▸ **WHAT YOU HAVE TO DO**: Will you give every entry again exactly as it stands?
____________
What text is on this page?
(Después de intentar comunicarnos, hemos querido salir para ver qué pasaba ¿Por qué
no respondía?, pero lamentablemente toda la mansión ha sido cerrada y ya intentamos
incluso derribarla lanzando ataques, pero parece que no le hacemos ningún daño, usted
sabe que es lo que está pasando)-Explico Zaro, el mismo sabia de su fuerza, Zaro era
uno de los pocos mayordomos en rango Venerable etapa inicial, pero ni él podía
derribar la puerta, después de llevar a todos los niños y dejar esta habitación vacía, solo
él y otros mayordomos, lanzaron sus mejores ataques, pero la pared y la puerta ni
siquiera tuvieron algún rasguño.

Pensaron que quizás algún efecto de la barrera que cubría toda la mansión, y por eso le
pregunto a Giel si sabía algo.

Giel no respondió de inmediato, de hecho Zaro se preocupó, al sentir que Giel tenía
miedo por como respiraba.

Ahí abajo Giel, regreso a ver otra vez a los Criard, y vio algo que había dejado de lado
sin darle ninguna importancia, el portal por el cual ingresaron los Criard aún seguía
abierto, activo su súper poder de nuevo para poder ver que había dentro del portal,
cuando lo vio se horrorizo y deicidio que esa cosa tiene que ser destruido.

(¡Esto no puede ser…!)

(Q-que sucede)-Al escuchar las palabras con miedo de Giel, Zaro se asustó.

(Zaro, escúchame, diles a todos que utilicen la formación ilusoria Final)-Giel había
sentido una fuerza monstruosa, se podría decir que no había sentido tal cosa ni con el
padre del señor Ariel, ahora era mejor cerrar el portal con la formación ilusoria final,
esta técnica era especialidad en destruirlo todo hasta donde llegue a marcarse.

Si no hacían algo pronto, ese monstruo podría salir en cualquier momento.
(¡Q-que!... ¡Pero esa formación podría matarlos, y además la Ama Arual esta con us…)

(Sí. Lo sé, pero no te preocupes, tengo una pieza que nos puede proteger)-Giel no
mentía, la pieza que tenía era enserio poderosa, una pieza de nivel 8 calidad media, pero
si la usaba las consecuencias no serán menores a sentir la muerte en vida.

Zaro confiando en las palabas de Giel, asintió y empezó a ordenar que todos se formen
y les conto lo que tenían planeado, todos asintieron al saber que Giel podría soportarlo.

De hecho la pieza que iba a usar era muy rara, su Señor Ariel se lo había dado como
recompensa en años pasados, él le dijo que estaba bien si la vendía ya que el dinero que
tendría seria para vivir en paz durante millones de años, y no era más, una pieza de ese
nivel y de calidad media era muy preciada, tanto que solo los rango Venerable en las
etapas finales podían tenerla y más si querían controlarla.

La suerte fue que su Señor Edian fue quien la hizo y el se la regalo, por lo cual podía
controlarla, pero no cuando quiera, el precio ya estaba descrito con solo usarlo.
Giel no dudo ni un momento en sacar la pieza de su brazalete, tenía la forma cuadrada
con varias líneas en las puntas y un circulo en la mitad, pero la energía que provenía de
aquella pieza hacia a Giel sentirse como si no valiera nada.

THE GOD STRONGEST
____________
▸ **TASK SOLUTION**:
What text is on this page?
(Después de intentar comunicarnos, hemos querido salir para ver qué pasaba ¿Por qué
no respondía?, pero lamentablemente toda la mansión ha sido cerrada y ya intentamos
incluso derribarla lanzando ataques, pero parece que no le hacemos ningún daño, usted
sabe que es lo que está pasando)-Explico Zaro, el mismo sabia de su fuerza, Zaro era
uno de los pocos mayordomos en rango Venerable etapa inicial, pero ni él podía
derribar la puerta, después de llevar a todos los niños y dejar esta habitación vacía, solo
él y otros mayordomos, lanzaron sus mejores ataques, pero la pared y la puerta ni
siquiera tuvieron algún rasguño.

Pensaron que quizás algún efecto de la barrera que cubría toda la mansión, y por eso le
pregunto a Giel si sabía algo.

Giel no respondió de inmediato, de hecho Zaro se preocupó, al sentir que Giel tenía
miedo por como respiraba.

Ahí abajo Giel, regreso a ver otra vez a los Criard, y vio algo que había dejado de lado
sin darle ninguna importancia, el portal por el cual ingresaron los Criard aún seguía
abierto, activo su súper poder de nuevo para poder ver que había dentro del portal,
cuando lo vio se horrorizo y deicidio que esa cosa tiene que ser destruido.

(¡Esto no puede ser…!)

(Q-que sucede)-Al escuchar las palabras con miedo de Giel, Zaro se asustó.

(Zaro, escúchame, diles a todos que utilicen la formación ilusoria Final)-Giel había
sentido una fuerza monstruosa, se podría decir que no había sentido tal cosa ni con el
padre del señor Ariel, ahora era mejor cerrar el portal con la formación ilusoria final,
esta técnica era especialidad en destruirlo todo hasta donde llegue a marcarse.

Si no hacían algo pronto, ese monstruo podría salir en cualquier momento.
(¡Q-que!... ¡Pero esa formación podría matarlos, y además la Ama Arual esta con us…)

(Sí. Lo sé, pero no te preocupes, tengo una pieza que nos puede proteger)-Giel no
mentía, la pieza que tenía era enserio poderosa, una pieza de nivel 8 calidad media, pero
si la usaba las consecuencias no serán menores a sentir la muerte en vida.

Zaro confiando en las palabas de Giel, asintió y empezó a ordenar que todos se formen
y les conto lo que tenían planeado, todos asintieron al saber que Giel podría soportarlo.

De hecho la pieza que iba a usar era muy rara, su Señor Ariel se lo había dado como
recompensa en años pasados, él le dijo que estaba bien si la vendía ya que el dinero que
tendría seria para vivir en paz durante millones de años, y no era más, una pieza de ese
nivel y de calidad media era muy preciada, tanto que solo los rango Venerable en las
etapas finales podían tenerla y más si querían controlarla.

La suerte fue que su Señor Edian fue quien la hizo y el se la regalo, por lo cual podía
controlarla, pero no cuando quiera, el precio ya estaba descrito con solo usarlo.
Giel no dudo ni un momento en sacar la pieza de su brazalete, tenía la forma cuadrada
con varias líneas en las puntas y un circulo en la mitad, pero la energía que provenía de
aquella pieza hacia a Giel sentirse como si no valiera nada.

THE GOD STRONGEST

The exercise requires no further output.